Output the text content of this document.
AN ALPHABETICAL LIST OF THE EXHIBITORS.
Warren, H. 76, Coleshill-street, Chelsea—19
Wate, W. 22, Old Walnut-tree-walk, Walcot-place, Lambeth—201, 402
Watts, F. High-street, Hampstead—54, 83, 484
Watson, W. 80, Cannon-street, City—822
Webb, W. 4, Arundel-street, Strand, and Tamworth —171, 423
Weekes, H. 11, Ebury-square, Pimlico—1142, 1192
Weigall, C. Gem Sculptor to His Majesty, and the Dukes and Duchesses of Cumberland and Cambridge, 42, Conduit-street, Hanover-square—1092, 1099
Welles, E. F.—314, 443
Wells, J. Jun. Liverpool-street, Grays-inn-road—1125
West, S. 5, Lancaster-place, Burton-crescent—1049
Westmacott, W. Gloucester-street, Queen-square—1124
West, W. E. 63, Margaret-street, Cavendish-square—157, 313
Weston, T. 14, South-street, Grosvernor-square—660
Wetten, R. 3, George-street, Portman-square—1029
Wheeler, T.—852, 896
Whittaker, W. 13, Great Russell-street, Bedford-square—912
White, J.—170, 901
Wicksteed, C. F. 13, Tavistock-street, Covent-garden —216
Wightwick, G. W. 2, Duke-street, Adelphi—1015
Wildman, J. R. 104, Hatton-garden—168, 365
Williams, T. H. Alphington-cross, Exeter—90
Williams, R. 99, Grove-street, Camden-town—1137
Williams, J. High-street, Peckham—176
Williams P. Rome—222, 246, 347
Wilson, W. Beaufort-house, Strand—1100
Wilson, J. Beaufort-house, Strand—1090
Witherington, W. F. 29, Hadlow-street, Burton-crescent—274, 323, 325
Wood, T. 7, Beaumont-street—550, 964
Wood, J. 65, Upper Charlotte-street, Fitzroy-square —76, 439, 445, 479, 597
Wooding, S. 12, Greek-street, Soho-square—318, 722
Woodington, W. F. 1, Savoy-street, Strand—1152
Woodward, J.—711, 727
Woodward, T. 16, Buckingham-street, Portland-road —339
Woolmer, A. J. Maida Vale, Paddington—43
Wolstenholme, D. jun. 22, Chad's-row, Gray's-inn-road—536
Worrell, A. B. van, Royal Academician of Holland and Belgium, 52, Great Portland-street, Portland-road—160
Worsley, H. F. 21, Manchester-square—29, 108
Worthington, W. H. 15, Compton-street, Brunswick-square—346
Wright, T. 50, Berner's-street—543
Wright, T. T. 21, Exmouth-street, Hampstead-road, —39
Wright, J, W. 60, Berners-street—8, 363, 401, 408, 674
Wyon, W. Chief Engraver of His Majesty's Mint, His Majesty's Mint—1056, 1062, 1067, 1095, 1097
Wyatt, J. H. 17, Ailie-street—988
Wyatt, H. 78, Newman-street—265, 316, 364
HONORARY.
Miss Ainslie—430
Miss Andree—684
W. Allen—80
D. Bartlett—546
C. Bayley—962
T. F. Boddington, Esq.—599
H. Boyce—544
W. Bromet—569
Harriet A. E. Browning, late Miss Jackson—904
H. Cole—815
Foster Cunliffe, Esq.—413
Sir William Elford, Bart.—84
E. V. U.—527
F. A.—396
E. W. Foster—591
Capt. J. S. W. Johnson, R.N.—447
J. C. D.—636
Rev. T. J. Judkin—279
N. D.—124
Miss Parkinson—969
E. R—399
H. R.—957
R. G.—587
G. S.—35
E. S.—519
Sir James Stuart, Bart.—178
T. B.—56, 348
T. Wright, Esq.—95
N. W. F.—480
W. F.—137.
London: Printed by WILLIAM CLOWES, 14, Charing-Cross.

══════════════════════════════

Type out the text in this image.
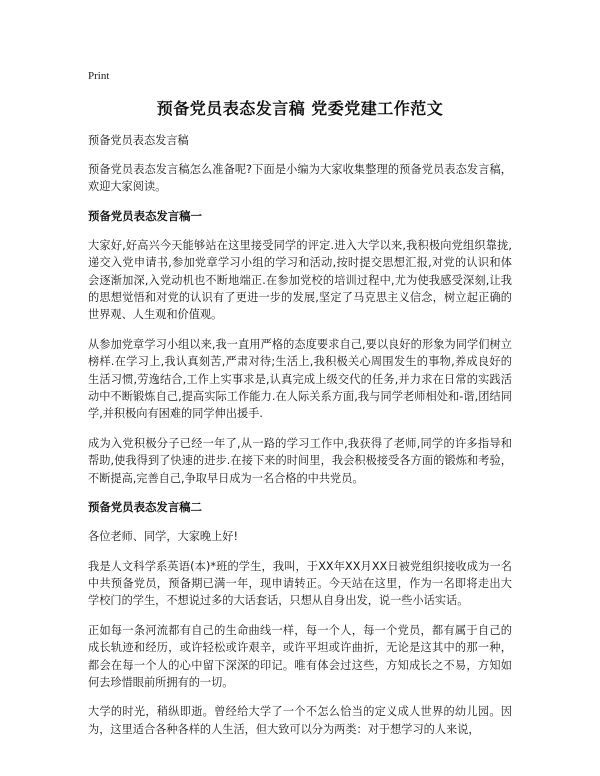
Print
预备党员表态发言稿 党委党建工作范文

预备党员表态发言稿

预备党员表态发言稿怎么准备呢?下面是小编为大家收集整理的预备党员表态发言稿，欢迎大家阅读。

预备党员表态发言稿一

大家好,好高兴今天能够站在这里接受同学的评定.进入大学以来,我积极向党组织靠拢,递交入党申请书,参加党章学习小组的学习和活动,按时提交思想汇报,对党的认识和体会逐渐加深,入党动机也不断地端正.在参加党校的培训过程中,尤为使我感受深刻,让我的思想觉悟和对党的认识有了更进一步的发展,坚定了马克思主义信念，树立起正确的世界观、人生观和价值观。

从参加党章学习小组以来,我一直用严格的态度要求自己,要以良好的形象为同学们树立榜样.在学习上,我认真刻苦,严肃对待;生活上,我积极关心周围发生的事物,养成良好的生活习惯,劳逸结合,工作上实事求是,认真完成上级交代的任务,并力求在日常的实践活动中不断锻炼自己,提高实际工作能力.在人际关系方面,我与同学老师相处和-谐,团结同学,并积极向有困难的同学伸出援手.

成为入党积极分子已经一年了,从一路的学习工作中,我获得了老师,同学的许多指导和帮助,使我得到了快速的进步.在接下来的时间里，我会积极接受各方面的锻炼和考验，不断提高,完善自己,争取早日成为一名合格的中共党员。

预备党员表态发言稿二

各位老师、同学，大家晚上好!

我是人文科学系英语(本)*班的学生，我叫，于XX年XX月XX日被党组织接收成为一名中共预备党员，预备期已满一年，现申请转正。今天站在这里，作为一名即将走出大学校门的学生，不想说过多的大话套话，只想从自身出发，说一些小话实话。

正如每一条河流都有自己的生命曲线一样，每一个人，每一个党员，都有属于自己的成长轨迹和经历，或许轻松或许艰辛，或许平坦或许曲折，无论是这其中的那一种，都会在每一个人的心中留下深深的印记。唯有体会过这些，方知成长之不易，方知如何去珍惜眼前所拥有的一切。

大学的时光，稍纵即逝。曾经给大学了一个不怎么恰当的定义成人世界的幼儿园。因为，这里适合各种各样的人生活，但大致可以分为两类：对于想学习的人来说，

══════════════════════════════

■ **Task brief**: Pick out all lines containing the string "Williams".

■ **Solution to this exercise**:
Williams, T. H. Alphington-cross, Exeter—90
Williams, R. 99, Grove-street, Camden-town—1137
Williams, J. High-street, Peckham—176
Williams P. Rome—222, 246, 347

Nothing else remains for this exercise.